# Instructions for the task:
Images are excluded; otherwise, output every record exactly.

Stored data entries
--
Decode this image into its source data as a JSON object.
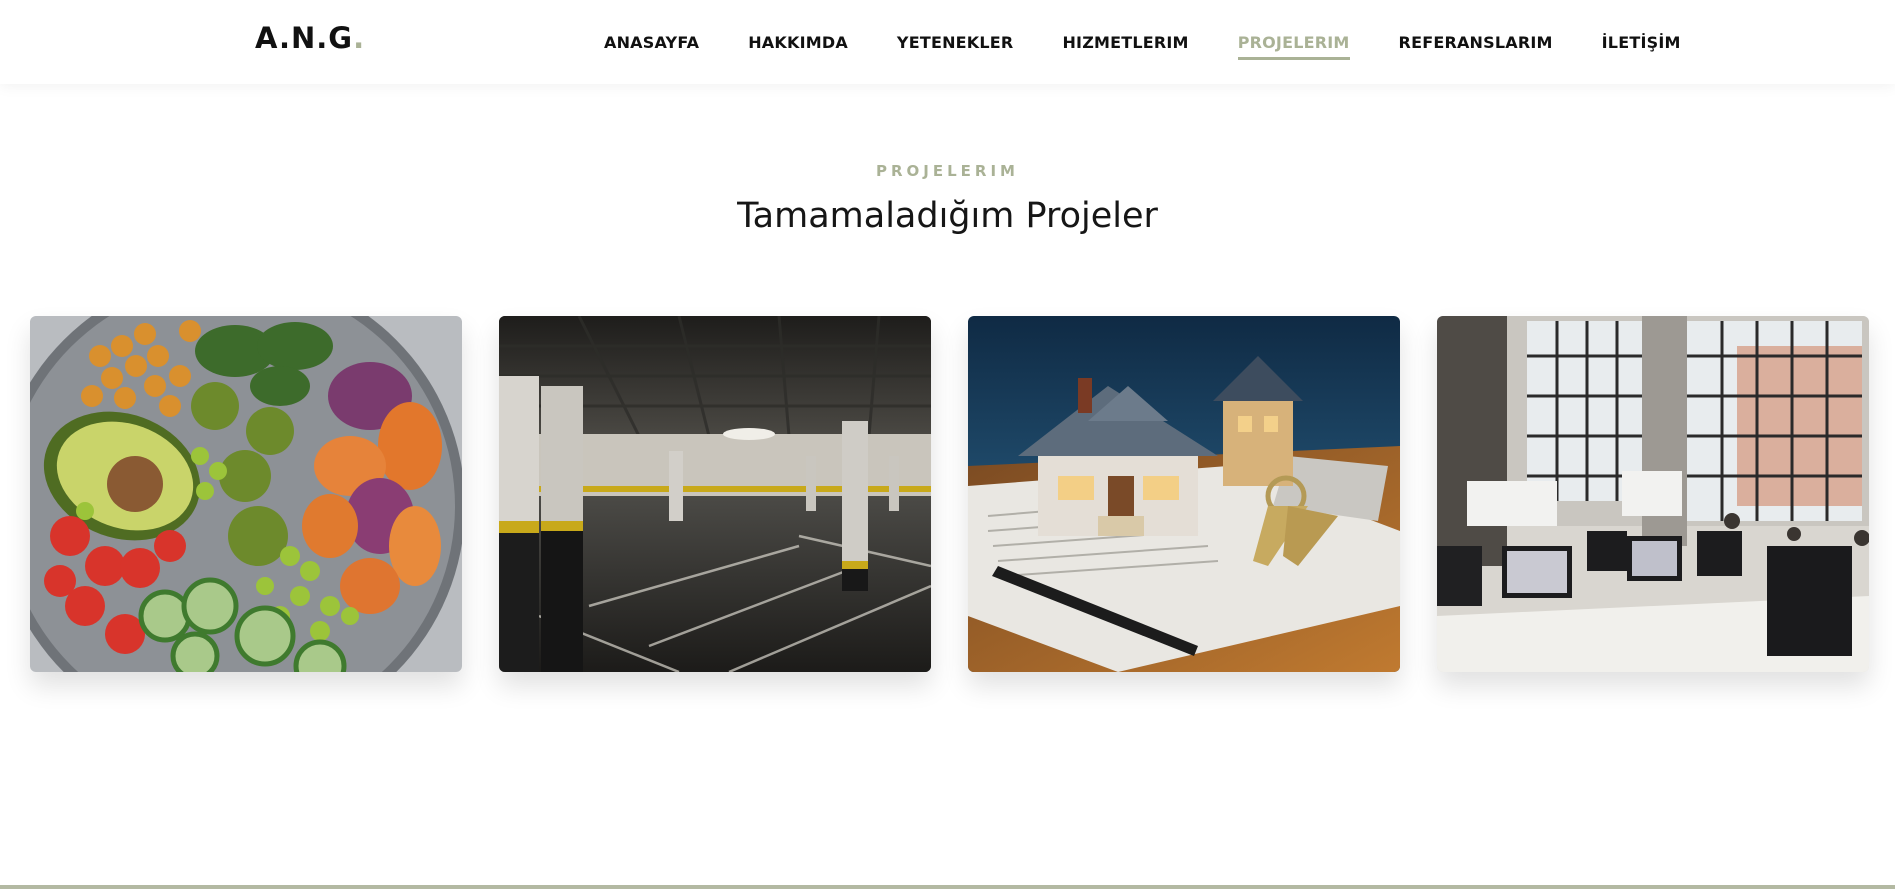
{
  "brand": {
    "name": "A.N.G",
    "dot": "."
  },
  "nav": {
    "items": [
      {
        "label": "ANASAYFA"
      },
      {
        "label": "HAKKIMDA"
      },
      {
        "label": "YETENEKLER"
      },
      {
        "label": "HIZMETLERIM"
      },
      {
        "label": "PROJELERIM",
        "active": true
      },
      {
        "label": "REFERANSLARIM"
      },
      {
        "label": "İLETİŞİM"
      }
    ]
  },
  "section": {
    "eyebrow": "PROJELERIM",
    "title": "Tamamaladığım Projeler"
  },
  "projects": [
    {
      "image": "food-bowl-image"
    },
    {
      "image": "parking-garage-image"
    },
    {
      "image": "house-model-keys-image"
    },
    {
      "image": "office-workspace-image"
    }
  ],
  "colors": {
    "accent": "#aab296",
    "text": "#111111",
    "footer_line": "#b3b9a2"
  }
}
--
# Written solution:
Decode this image into its source data as a JSON object.
{
  "brand": {
    "name": "A.N.G",
    "dot": "."
  },
  "nav": {
    "items": [
      {
        "label": "ANASAYFA"
      },
      {
        "label": "HAKKIMDA"
      },
      {
        "label": "YETENEKLER"
      },
      {
        "label": "HIZMETLERIM"
      },
      {
        "label": "PROJELERIM",
        "active": true
      },
      {
        "label": "REFERANSLARIM"
      },
      {
        "label": "İLETİŞİM"
      }
    ]
  },
  "section": {
    "eyebrow": "PROJELERIM",
    "title": "Tamamaladığım Projeler"
  },
  "projects": [
    {
      "image": "food-bowl-image"
    },
    {
      "image": "parking-garage-image"
    },
    {
      "image": "house-model-keys-image"
    },
    {
      "image": "office-workspace-image"
    }
  ],
  "colors": {
    "accent": "#aab296",
    "text": "#111111",
    "footer_line": "#b3b9a2"
  }
}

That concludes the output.